Go through the lines below. Copy those with "trust".

[Collection entries]
::::

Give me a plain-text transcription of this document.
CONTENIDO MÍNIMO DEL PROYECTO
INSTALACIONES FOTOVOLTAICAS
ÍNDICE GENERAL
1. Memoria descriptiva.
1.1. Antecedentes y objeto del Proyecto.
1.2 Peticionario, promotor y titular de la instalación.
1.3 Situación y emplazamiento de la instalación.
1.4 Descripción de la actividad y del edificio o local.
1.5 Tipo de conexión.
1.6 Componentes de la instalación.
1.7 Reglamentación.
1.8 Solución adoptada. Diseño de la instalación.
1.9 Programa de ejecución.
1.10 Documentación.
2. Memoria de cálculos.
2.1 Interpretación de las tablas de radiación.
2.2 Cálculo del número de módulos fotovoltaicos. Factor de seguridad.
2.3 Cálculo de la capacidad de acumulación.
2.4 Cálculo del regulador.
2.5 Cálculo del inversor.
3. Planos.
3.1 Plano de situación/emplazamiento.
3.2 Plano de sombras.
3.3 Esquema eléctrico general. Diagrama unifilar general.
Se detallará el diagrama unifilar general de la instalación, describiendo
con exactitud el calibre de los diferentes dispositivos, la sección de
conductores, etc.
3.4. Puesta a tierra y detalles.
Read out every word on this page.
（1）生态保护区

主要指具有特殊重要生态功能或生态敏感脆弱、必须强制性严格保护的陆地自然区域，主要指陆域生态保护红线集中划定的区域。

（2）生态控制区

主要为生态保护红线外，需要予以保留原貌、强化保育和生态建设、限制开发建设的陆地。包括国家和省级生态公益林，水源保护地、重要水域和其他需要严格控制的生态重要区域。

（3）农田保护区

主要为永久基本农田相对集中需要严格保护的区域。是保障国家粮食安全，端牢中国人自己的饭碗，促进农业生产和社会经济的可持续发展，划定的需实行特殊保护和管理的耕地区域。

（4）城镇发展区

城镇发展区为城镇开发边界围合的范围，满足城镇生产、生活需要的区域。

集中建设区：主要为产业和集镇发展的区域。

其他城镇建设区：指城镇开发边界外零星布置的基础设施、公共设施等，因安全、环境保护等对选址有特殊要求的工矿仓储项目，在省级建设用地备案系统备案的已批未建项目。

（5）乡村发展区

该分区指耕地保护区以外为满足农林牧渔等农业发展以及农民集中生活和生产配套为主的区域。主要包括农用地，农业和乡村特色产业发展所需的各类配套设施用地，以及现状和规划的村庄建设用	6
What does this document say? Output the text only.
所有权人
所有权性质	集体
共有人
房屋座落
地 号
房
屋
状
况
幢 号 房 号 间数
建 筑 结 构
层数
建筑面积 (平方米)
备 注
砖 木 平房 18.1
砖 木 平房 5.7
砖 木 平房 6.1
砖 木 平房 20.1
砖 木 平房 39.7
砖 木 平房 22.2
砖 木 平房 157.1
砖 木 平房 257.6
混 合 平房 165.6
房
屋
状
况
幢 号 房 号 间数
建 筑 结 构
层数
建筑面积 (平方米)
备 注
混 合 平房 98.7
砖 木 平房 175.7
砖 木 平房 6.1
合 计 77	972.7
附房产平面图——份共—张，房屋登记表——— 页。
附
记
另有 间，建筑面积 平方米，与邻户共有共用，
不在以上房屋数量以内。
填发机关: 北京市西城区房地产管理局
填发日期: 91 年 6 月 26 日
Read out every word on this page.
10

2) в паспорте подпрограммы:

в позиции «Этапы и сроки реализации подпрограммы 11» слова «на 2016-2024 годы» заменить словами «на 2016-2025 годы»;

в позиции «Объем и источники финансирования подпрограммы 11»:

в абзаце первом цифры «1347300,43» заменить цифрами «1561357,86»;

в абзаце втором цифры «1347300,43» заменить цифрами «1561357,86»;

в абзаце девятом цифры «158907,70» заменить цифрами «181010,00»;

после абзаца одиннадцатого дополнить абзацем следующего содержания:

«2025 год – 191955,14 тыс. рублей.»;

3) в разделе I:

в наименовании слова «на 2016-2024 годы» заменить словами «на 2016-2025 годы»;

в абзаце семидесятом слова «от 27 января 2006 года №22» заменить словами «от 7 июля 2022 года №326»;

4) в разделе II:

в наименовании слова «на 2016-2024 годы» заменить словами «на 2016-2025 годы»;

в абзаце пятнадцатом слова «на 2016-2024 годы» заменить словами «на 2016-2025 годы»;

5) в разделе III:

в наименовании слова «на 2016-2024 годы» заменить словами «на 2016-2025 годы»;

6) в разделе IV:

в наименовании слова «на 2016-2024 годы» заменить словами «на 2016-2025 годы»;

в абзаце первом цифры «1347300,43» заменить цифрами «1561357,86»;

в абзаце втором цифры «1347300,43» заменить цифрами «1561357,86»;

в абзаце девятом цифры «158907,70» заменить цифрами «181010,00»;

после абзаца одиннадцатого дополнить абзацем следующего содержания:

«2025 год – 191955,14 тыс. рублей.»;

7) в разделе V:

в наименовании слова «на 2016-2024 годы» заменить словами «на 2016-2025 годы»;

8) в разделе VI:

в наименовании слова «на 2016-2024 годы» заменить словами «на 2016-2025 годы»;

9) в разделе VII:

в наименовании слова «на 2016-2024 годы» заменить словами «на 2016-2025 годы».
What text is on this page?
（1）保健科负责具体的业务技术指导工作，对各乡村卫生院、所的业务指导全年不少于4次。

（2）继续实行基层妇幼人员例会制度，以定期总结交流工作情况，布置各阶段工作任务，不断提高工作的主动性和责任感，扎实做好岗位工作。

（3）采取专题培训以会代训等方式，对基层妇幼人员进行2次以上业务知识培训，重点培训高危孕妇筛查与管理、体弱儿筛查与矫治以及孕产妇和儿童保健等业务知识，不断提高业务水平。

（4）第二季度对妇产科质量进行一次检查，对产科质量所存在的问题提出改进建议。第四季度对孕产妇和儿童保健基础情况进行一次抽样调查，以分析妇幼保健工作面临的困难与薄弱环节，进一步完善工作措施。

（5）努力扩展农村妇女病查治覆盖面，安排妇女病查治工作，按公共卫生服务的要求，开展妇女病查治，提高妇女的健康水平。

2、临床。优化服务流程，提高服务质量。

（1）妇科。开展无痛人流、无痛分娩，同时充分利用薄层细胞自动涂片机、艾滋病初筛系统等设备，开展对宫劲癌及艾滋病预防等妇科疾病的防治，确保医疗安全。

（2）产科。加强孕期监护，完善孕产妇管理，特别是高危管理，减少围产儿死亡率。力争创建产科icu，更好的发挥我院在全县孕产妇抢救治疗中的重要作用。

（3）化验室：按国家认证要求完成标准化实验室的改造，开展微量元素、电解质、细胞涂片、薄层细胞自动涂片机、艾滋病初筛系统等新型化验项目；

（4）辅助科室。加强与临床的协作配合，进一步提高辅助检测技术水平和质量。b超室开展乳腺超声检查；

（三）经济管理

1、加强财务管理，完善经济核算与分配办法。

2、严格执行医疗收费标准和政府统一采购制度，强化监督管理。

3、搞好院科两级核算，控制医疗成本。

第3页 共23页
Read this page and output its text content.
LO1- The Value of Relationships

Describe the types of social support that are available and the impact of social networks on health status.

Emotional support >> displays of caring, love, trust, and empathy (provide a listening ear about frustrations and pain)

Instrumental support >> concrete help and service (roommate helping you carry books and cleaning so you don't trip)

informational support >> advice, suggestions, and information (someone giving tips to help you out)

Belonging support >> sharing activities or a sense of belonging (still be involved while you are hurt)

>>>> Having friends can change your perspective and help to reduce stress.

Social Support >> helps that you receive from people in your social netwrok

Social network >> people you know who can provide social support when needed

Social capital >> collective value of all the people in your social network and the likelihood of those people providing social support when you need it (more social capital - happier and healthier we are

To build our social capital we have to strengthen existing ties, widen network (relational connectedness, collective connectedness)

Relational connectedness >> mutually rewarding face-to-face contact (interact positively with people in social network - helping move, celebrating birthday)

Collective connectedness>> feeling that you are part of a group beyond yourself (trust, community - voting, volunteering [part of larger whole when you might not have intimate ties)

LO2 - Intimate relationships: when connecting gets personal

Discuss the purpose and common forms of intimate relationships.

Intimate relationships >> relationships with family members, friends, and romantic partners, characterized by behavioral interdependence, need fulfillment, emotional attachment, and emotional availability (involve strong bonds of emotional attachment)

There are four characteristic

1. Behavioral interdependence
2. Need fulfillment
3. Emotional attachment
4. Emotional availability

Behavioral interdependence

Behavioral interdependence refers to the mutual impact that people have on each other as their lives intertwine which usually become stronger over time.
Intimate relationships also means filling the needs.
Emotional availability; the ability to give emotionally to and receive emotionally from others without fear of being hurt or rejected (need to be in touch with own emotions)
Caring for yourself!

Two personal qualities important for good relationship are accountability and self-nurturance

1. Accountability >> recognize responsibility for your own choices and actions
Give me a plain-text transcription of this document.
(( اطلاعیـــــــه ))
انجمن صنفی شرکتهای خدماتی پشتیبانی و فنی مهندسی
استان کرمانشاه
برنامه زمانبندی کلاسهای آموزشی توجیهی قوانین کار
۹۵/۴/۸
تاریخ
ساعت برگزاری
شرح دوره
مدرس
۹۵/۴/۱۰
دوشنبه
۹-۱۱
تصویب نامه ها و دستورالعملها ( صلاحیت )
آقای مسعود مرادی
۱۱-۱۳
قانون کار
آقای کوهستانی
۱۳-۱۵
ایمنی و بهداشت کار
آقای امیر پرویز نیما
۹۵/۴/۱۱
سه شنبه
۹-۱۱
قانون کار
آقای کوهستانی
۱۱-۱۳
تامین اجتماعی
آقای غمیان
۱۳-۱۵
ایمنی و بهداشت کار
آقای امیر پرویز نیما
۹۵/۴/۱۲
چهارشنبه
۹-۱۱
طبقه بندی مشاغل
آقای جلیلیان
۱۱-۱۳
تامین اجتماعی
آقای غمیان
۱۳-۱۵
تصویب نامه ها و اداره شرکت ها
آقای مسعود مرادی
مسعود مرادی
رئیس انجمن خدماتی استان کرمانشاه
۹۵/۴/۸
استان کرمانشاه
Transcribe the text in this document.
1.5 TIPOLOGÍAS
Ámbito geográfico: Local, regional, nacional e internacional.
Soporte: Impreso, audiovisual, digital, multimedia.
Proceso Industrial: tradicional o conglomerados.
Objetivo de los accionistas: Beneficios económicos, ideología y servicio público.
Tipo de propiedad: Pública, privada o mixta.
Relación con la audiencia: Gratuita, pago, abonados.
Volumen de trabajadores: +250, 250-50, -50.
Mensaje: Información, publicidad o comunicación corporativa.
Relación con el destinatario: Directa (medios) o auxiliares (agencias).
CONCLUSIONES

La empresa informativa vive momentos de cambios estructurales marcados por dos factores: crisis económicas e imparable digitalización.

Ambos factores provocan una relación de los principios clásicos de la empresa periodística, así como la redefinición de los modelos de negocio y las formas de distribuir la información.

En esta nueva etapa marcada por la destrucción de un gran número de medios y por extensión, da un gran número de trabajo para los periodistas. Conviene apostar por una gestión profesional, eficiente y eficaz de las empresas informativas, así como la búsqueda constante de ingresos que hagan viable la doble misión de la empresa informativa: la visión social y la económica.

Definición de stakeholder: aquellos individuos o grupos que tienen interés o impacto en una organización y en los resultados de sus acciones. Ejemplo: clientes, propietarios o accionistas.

::::

TASK OUTPUT:
Emotional support >> displays of caring, love, trust, and empathy (provide a listening ear about frustrations and pain)
Collective connectedness>> feeling that you are part of a group beyond yourself (trust, community - voting, volunteering [part of larger whole when you might not have intimate ties)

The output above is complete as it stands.